• INPUT RECORDS:

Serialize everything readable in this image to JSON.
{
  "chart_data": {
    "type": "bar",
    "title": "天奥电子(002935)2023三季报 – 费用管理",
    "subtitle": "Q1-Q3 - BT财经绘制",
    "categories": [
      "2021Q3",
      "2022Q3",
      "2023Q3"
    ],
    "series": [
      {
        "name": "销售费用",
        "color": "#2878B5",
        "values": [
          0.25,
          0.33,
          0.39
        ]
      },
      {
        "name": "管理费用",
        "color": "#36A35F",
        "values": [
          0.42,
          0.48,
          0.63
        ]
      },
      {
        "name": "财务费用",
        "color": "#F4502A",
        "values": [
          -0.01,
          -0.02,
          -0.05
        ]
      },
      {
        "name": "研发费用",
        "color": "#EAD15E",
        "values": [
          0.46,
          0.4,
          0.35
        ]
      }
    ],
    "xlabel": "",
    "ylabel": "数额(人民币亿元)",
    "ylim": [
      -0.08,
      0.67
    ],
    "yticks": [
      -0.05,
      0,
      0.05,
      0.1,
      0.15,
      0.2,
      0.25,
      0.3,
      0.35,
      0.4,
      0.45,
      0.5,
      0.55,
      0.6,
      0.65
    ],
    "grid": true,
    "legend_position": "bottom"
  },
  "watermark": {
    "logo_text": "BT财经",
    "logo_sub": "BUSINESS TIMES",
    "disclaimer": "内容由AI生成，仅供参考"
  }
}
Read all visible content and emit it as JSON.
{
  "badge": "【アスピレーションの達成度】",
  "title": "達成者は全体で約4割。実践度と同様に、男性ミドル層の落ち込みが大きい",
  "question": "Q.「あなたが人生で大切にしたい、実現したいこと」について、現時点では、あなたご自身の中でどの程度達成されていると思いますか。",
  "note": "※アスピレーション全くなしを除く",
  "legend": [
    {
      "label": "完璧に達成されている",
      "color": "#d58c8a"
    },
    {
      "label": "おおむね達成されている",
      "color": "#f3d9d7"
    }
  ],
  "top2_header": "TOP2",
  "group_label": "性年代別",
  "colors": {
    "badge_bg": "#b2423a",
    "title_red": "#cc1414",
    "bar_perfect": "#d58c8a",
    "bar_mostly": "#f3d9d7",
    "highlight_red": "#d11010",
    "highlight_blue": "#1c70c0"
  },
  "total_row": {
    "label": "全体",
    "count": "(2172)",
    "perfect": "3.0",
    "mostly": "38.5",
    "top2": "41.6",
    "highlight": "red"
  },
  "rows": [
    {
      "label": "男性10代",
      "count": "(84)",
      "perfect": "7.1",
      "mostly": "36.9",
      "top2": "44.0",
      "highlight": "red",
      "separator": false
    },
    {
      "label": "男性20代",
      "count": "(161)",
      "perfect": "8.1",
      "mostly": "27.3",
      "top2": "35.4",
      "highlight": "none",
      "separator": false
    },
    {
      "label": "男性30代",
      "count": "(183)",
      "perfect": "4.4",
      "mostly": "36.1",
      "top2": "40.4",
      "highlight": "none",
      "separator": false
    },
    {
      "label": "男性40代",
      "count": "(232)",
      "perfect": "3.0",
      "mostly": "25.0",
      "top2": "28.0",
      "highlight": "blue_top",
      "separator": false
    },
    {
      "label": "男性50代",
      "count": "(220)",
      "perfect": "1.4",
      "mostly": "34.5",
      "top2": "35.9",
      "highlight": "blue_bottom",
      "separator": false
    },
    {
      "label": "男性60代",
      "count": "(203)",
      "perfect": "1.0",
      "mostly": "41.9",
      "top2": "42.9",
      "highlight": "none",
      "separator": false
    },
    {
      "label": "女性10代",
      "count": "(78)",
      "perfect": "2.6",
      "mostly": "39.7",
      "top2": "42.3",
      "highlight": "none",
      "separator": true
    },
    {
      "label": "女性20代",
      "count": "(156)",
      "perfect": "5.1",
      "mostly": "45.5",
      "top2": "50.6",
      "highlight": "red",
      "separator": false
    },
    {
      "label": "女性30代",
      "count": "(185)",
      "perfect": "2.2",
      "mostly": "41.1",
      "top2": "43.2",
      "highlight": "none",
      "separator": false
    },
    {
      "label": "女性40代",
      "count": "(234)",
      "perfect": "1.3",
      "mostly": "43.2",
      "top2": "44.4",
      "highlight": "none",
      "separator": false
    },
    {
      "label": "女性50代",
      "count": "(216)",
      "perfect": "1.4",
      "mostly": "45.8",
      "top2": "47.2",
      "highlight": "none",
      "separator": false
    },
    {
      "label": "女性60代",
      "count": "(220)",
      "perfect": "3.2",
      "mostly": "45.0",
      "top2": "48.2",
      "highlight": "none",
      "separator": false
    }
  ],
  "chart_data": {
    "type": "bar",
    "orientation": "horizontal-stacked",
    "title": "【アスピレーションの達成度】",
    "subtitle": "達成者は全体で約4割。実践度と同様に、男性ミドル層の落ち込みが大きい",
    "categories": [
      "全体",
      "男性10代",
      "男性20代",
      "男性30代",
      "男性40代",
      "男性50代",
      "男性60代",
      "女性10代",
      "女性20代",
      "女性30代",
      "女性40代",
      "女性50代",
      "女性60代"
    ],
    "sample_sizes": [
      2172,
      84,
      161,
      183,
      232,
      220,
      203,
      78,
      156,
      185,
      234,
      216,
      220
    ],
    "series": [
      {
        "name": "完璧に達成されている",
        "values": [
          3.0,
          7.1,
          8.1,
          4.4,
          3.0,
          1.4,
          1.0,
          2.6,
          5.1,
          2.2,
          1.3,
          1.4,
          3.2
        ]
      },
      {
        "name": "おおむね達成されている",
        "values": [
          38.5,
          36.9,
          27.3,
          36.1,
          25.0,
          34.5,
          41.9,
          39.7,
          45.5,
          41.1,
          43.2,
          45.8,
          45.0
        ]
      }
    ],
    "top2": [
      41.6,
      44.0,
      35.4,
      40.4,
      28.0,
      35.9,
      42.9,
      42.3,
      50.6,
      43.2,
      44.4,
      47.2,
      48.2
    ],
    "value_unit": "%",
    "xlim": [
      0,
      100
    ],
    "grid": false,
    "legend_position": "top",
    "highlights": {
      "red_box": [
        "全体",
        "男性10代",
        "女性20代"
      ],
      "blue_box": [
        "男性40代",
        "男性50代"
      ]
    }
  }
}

• INSTRUCTIONS TO FOLLOW: From the entries, copy out each line containing the word "JSON".

• ANSWER TO THE TASK:
Serialize everything readable in this image to JSON.
Read all visible content and emit it as JSON.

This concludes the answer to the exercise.